■ **EXERCISE OBJECTIVE**: Locate and copy each line in the data that contains the word "жилья".

■ **PROVIDED DATA**:
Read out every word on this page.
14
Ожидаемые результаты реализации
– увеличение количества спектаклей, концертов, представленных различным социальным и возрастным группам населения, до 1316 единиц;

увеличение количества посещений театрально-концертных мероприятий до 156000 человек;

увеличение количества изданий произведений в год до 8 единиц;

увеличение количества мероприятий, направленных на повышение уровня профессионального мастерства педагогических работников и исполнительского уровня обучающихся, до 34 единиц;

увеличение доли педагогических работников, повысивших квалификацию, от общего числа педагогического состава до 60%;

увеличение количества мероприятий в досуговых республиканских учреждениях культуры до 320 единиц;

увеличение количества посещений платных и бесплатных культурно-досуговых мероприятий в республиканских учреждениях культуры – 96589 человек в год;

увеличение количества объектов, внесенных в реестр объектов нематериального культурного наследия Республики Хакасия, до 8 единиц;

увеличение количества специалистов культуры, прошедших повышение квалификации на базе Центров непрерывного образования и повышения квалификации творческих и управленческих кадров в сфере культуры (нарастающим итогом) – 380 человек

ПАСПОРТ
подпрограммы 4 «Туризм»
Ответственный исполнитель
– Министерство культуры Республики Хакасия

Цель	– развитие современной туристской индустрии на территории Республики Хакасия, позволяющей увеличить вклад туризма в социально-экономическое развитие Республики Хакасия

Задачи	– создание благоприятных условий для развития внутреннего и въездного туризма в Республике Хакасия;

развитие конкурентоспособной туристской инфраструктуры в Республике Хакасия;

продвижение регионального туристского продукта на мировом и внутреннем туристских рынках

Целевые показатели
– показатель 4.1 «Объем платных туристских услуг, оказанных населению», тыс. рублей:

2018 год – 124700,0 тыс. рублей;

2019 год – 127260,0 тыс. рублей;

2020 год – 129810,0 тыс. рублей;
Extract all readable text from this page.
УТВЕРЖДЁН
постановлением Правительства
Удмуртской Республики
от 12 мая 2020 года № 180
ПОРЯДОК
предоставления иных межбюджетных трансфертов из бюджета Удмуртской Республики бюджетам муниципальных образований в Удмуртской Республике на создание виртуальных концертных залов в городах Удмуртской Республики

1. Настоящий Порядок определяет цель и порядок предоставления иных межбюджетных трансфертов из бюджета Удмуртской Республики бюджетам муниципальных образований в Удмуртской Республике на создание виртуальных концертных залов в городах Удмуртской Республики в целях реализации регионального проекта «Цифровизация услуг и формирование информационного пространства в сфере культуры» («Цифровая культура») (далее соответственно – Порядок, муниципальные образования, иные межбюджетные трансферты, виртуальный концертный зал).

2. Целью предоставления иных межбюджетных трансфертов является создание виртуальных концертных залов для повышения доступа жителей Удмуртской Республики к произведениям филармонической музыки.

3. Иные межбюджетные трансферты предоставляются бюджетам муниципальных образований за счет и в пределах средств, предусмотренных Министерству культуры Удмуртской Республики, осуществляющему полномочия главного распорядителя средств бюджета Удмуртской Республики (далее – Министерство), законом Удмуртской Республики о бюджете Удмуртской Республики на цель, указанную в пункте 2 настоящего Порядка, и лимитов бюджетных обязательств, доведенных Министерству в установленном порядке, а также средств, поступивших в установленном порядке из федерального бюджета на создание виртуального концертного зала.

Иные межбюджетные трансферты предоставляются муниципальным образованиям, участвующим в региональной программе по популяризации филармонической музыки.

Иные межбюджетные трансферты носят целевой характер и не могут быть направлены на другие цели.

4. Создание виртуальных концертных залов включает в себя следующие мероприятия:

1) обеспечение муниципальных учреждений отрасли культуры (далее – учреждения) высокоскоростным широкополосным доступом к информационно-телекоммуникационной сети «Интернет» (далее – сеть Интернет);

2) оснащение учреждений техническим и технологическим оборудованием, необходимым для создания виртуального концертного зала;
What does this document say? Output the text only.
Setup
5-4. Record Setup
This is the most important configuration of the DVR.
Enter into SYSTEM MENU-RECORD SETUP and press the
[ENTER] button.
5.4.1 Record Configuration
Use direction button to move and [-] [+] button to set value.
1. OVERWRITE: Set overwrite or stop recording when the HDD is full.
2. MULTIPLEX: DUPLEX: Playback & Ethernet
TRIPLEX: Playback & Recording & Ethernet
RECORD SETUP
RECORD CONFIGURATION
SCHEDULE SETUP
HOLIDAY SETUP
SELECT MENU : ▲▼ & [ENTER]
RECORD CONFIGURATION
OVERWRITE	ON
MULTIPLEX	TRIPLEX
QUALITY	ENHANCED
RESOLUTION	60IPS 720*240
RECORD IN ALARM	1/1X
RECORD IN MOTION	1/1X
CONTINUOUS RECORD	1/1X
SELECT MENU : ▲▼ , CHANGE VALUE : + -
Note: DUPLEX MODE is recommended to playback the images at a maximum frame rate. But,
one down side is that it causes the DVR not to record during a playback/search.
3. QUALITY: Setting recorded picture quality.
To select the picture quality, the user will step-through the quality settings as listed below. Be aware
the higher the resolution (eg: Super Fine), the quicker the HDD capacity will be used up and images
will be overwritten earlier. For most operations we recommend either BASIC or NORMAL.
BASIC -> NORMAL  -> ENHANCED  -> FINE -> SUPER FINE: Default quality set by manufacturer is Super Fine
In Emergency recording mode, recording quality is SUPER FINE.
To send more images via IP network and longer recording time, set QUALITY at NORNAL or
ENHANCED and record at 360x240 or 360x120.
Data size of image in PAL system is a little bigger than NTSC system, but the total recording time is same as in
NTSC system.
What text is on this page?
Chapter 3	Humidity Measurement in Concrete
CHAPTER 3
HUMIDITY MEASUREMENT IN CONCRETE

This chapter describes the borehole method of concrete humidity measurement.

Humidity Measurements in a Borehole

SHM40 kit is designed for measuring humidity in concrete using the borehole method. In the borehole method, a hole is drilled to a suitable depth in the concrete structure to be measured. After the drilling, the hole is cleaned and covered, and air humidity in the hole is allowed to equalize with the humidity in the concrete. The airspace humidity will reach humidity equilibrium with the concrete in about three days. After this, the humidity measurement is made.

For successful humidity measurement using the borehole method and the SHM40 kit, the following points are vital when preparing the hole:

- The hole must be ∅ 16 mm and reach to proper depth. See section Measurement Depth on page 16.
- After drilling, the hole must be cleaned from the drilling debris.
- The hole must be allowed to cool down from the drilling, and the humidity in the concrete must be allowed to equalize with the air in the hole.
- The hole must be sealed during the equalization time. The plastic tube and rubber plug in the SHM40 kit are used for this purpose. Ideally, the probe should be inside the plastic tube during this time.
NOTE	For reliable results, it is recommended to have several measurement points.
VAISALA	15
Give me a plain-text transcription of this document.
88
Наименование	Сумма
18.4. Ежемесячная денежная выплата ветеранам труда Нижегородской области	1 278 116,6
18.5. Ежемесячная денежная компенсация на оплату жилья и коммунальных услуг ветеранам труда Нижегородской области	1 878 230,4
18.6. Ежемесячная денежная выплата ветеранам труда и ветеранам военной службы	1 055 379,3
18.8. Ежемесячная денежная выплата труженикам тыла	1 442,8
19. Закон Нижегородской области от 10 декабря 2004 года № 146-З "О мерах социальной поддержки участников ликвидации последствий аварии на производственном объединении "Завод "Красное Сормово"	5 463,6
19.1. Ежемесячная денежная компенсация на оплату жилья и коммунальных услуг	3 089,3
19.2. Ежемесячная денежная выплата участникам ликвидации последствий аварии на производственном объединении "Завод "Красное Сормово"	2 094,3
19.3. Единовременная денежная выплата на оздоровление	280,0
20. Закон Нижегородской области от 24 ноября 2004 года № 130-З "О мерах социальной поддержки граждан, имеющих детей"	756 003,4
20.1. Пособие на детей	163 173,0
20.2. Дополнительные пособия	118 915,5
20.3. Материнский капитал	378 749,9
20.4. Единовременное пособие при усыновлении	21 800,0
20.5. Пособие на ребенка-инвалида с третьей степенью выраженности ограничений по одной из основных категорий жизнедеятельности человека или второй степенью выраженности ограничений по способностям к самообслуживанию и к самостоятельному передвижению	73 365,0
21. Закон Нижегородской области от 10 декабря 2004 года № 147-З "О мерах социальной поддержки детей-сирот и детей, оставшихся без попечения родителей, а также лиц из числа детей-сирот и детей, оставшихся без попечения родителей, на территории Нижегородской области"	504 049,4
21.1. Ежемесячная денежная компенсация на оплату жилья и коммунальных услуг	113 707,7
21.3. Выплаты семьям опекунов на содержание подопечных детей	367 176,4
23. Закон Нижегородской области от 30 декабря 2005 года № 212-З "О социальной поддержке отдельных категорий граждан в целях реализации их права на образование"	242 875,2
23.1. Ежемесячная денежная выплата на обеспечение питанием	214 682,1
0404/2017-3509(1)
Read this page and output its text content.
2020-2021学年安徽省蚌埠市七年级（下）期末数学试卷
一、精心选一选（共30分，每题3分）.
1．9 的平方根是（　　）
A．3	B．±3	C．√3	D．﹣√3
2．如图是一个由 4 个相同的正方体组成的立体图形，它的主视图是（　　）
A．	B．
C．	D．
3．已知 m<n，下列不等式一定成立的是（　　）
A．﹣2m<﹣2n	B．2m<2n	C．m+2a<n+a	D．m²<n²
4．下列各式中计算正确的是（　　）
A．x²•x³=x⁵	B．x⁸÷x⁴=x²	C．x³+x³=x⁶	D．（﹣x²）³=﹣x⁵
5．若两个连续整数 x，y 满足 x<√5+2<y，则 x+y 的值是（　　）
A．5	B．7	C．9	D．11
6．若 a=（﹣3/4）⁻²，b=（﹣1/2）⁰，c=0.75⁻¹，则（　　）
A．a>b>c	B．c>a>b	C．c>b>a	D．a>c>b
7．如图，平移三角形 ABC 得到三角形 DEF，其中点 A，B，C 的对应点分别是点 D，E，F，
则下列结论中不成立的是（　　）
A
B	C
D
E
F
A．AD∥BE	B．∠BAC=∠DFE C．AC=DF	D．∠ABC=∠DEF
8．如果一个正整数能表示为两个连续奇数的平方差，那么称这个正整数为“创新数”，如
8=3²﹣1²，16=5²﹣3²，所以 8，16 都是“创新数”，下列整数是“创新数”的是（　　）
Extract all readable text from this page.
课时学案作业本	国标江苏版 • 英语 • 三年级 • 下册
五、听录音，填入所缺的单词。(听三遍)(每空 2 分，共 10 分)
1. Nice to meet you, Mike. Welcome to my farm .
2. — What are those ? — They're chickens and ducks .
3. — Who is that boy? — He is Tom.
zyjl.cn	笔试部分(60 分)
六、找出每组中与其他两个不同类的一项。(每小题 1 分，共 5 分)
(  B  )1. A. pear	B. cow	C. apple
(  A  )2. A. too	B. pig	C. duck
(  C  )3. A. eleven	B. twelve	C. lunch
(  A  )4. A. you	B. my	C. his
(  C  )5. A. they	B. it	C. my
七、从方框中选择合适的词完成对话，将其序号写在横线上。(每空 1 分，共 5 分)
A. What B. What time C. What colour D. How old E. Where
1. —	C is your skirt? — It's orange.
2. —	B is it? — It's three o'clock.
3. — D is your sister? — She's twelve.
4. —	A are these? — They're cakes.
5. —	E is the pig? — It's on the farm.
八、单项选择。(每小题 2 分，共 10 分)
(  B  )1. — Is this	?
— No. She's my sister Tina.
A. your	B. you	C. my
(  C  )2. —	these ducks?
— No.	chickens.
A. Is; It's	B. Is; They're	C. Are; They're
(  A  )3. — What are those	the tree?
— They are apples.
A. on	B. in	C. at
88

■ **FULL ANSWER**:
18.5. Ежемесячная денежная компенсация на оплату жилья и коммунальных услуг ветеранам труда Нижегородской области	1 878 230,4
19.1. Ежемесячная денежная компенсация на оплату жилья и коммунальных услуг	3 089,3
21.1. Ежемесячная денежная компенсация на оплату жилья и коммунальных услуг	113 707,7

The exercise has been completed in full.